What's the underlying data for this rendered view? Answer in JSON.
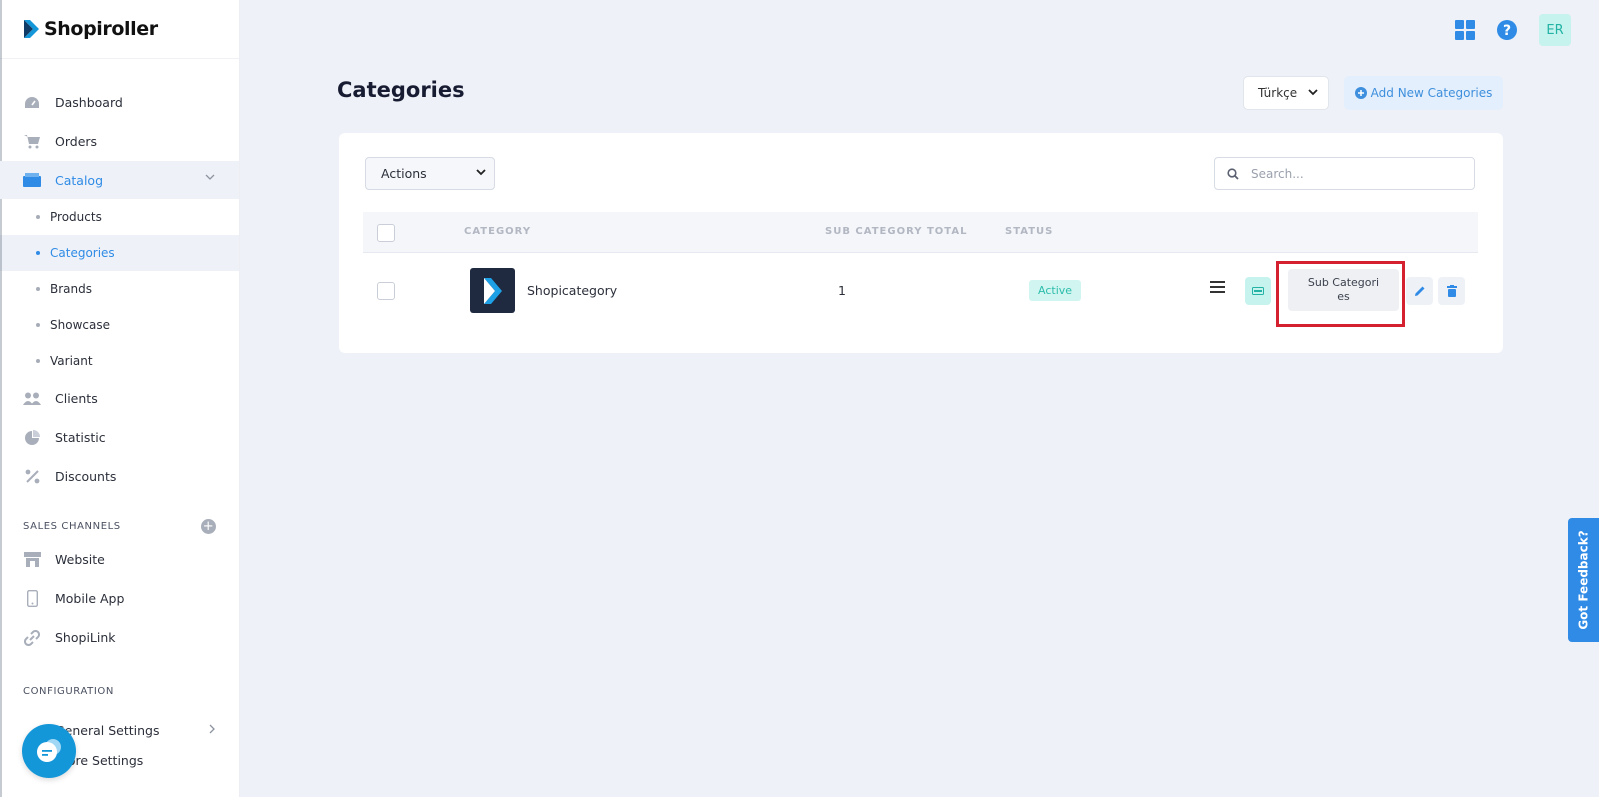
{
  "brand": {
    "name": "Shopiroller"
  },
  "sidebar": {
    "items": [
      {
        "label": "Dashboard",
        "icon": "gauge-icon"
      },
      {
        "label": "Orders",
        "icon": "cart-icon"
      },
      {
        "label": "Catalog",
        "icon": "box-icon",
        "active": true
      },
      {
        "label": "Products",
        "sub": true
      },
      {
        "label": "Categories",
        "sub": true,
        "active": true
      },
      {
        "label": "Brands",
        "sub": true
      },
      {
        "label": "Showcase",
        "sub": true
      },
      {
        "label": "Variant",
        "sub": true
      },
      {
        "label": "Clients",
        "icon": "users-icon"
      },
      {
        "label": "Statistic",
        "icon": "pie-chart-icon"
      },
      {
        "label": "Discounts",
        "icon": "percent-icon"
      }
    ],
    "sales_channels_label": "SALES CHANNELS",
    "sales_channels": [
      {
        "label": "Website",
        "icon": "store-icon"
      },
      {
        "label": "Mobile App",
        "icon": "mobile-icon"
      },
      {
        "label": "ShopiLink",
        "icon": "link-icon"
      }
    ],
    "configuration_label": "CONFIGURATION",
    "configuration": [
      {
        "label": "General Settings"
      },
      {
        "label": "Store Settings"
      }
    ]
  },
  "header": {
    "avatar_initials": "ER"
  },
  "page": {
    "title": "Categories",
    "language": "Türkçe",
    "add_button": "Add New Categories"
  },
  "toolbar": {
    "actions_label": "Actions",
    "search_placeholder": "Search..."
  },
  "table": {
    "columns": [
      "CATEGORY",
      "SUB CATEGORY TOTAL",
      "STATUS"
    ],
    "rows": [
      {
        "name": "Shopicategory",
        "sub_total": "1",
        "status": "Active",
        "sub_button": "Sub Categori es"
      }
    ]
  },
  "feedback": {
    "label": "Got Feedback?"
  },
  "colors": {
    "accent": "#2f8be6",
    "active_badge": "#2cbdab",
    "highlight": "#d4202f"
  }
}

+++

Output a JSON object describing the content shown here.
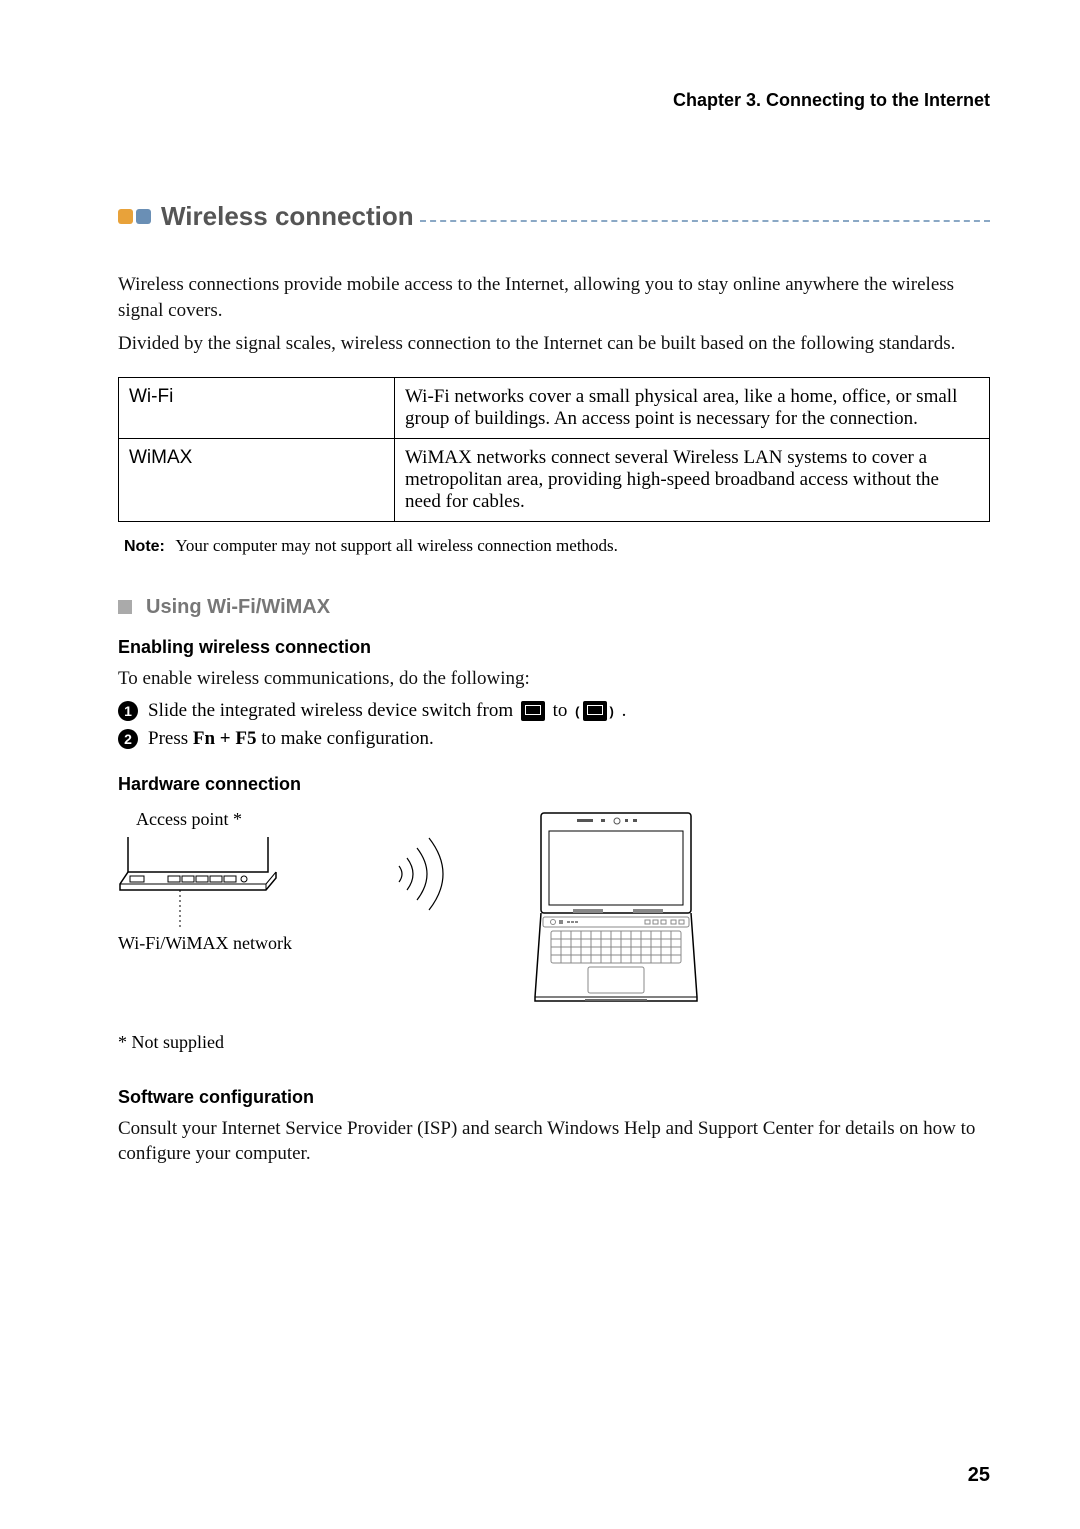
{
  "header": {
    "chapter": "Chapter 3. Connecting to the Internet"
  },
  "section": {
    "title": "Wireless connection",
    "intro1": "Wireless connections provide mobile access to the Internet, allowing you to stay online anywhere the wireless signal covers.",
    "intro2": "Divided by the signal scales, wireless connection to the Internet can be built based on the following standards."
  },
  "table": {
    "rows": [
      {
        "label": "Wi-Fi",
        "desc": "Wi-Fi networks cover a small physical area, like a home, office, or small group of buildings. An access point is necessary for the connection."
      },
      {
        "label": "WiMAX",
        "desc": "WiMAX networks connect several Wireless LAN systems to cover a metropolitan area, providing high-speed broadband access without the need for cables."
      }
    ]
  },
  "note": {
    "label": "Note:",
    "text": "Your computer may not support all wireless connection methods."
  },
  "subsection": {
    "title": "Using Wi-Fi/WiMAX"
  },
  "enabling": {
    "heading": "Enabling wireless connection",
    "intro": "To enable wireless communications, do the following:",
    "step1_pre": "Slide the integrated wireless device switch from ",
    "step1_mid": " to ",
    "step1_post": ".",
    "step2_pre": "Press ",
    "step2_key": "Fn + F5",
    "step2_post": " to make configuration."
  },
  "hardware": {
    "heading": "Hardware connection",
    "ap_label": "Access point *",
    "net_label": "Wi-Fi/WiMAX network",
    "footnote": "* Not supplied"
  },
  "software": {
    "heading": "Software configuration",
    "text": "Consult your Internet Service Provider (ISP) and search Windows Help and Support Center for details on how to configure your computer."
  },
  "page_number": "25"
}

+++

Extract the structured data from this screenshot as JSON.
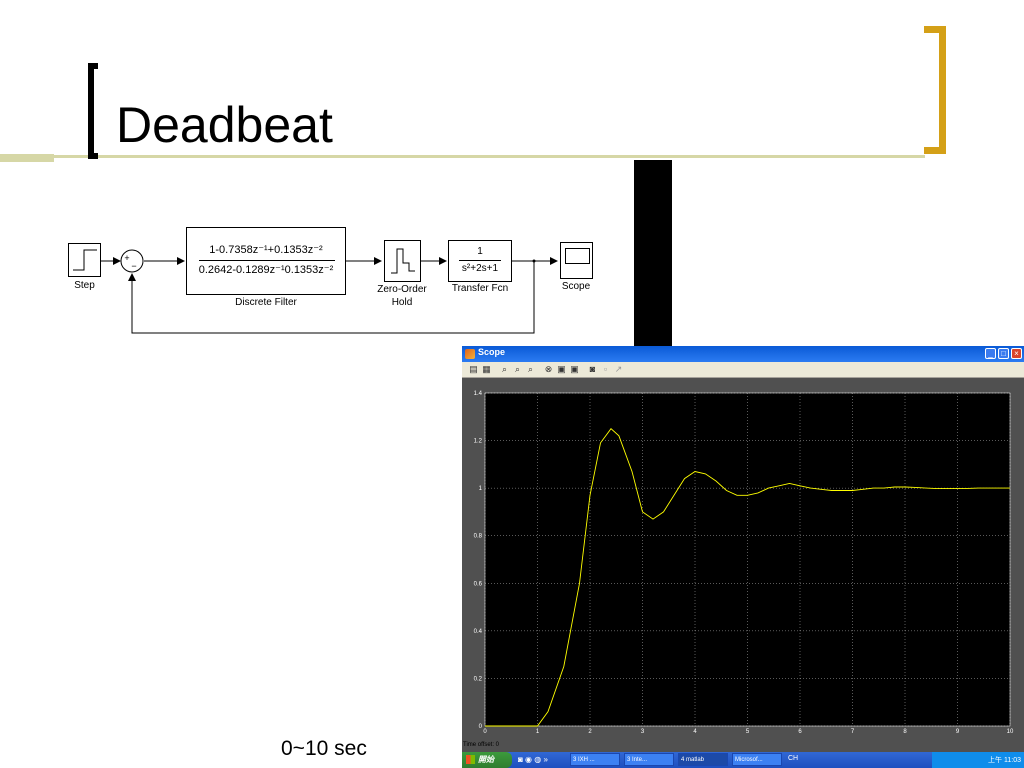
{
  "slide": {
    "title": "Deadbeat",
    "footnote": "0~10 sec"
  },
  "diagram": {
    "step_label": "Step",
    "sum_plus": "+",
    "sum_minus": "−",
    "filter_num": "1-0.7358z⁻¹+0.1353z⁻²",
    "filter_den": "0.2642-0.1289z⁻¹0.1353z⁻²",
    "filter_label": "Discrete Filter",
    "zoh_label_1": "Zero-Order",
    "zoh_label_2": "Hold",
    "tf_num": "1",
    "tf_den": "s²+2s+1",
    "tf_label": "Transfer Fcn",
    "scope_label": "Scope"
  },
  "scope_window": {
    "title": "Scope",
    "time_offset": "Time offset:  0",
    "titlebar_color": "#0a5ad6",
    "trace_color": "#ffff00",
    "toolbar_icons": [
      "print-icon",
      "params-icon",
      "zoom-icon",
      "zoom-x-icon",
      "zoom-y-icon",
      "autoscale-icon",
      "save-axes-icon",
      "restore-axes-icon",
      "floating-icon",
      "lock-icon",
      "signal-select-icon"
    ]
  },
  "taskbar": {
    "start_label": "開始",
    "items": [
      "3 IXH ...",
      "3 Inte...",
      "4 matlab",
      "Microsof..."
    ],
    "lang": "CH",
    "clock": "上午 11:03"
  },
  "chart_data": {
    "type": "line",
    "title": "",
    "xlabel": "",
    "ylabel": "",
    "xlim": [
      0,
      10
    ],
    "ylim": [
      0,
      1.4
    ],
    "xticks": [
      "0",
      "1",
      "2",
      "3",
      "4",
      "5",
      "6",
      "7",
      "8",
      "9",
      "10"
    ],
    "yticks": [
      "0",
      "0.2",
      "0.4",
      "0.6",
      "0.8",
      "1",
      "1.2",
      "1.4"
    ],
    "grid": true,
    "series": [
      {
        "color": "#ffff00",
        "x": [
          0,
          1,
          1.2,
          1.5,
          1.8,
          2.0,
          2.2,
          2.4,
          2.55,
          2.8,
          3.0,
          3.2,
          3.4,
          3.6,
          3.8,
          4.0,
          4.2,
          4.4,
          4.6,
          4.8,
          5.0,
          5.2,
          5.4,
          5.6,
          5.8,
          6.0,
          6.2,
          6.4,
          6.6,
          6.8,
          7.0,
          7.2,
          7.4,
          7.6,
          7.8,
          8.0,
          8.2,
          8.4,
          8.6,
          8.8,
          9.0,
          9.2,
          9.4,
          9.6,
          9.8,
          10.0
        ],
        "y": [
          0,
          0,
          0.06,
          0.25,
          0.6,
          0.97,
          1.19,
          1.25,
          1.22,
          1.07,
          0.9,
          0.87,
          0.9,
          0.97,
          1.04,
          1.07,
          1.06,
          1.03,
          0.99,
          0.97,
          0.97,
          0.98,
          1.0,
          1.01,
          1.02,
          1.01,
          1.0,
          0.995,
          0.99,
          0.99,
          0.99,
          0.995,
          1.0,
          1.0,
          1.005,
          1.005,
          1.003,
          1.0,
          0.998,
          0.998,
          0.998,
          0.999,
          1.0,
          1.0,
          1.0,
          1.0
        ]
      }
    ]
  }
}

+++

▶ [Task instructions]: State how many lines of the entries above include the word "WiMAX", offering no text other than the number.

▶ [Solution]: 4